Extract every line that contains the string "comunidades".
----- Entries
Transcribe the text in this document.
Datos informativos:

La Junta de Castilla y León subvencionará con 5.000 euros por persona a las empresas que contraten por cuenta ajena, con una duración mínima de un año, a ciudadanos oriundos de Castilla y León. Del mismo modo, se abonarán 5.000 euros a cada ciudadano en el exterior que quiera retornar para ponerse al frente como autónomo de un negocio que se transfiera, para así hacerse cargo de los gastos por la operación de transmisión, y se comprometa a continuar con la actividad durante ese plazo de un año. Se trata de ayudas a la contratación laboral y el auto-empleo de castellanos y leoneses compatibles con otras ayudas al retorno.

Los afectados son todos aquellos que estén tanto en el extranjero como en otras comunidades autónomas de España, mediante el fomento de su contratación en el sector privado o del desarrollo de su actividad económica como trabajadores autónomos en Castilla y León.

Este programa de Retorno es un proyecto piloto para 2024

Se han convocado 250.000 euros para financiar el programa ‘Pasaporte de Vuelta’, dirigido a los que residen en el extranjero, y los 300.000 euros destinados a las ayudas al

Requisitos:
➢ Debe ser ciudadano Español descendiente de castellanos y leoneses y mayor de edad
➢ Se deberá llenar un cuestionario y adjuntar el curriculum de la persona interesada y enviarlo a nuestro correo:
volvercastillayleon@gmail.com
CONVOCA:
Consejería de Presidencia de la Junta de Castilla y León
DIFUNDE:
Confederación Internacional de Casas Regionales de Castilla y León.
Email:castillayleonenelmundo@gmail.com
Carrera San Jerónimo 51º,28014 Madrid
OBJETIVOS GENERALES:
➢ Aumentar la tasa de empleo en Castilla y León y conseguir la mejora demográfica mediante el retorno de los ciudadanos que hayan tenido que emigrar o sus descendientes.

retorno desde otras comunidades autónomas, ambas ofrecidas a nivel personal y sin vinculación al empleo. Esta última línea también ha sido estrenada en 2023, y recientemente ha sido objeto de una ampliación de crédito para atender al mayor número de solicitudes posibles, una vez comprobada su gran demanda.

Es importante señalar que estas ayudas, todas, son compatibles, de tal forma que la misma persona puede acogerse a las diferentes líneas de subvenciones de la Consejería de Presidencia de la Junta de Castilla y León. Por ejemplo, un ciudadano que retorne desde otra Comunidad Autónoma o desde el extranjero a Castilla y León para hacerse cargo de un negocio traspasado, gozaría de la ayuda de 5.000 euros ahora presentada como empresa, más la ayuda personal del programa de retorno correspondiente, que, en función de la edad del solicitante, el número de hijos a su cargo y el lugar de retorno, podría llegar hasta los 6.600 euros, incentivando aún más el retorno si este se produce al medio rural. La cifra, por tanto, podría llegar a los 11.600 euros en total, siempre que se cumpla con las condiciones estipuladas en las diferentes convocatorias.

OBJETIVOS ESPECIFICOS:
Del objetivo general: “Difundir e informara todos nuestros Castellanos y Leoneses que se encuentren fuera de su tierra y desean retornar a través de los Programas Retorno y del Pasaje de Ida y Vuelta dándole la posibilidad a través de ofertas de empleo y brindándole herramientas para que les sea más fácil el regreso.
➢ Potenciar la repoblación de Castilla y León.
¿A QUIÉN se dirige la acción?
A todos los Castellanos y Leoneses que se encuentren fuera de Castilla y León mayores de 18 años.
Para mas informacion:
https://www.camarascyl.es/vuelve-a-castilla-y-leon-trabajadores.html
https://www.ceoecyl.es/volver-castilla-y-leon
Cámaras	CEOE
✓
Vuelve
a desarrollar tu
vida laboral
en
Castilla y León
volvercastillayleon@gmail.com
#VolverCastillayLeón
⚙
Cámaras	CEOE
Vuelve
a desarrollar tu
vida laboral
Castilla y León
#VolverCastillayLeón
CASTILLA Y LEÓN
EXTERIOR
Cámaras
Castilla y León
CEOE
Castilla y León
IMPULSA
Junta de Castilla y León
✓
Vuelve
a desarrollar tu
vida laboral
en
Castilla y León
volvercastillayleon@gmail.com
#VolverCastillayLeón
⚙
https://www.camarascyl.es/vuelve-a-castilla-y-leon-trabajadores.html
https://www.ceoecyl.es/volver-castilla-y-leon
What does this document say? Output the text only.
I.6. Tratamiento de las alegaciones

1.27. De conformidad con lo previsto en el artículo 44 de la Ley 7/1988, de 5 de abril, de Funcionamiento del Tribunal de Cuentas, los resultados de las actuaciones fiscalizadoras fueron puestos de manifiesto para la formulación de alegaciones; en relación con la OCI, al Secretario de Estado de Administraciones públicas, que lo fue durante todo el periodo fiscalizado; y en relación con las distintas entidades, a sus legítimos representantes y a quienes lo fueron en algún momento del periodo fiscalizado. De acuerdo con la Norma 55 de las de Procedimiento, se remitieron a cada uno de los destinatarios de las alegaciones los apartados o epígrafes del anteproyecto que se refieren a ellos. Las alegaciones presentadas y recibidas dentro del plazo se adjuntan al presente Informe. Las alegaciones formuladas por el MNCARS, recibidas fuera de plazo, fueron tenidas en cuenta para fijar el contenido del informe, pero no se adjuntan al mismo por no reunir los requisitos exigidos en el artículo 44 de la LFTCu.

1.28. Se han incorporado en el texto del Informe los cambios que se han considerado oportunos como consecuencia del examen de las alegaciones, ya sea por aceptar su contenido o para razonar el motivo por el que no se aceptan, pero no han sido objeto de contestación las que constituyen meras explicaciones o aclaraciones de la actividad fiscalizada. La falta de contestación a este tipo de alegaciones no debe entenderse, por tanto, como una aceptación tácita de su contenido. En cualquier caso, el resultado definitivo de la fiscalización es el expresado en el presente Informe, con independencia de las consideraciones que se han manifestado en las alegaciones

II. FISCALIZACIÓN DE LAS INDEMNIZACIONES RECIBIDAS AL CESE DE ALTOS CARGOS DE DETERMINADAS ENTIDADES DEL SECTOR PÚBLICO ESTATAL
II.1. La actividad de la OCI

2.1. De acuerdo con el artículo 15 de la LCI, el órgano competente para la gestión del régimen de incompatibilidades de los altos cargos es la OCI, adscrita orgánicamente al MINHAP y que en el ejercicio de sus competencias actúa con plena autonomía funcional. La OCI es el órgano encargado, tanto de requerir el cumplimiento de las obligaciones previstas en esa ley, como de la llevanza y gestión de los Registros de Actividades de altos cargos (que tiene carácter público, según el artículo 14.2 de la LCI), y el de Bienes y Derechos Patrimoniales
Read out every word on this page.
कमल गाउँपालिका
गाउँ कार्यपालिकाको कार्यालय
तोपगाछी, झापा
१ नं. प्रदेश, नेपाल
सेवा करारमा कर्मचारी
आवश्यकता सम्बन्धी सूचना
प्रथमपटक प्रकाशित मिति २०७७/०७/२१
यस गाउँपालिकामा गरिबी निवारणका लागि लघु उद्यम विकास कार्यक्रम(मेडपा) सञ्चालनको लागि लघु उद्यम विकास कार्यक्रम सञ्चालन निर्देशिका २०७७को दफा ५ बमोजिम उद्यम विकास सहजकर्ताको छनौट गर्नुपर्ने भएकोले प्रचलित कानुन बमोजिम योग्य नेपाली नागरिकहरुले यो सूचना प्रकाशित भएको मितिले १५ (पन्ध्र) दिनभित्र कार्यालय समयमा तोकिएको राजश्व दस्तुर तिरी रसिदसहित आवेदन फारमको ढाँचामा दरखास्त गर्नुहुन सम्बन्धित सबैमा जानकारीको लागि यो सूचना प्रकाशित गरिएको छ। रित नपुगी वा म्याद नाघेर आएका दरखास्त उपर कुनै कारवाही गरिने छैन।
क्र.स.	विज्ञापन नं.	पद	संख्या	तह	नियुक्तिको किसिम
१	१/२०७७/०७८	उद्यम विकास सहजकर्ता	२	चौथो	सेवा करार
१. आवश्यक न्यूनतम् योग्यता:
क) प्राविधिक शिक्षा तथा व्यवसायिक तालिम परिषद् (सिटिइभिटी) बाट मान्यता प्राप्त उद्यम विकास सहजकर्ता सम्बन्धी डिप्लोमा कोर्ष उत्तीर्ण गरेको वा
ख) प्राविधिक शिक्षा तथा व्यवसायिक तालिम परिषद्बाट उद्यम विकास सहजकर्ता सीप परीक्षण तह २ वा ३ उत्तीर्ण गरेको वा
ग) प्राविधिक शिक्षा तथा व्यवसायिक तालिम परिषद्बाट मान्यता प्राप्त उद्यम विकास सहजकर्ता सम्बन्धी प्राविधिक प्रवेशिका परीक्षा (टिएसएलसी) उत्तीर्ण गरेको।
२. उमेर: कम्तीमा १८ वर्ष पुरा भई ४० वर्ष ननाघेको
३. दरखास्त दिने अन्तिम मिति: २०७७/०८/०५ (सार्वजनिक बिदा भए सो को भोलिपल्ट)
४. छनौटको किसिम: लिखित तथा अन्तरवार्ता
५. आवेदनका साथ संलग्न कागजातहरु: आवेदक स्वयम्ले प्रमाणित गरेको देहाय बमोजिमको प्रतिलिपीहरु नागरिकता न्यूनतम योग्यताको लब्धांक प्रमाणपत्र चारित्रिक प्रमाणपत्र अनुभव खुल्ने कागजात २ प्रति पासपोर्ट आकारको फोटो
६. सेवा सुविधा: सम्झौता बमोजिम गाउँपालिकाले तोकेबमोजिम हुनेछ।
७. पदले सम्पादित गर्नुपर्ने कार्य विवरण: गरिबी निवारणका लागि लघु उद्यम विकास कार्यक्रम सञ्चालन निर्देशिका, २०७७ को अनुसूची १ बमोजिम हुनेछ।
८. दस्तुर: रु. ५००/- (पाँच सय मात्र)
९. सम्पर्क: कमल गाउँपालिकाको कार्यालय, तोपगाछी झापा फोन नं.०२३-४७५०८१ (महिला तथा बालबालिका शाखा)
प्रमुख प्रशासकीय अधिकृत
----------
[Exercise response]
Los afectados son todos aquellos que estén tanto en el extranjero como en otras comunidades autónomas de España, mediante el fomento de su contratación en el sector privado o del desarrollo de su actividad económica como trabajadores autónomos en Castilla y León.
retorno desde otras comunidades autónomas, ambas ofrecidas a nivel personal y sin vinculación al empleo. Esta última línea también ha sido estrenada en 2023, y recientemente ha sido objeto de una ampliación de crédito para atender al mayor número de solicitudes posibles, una vez comprobada su gran demanda.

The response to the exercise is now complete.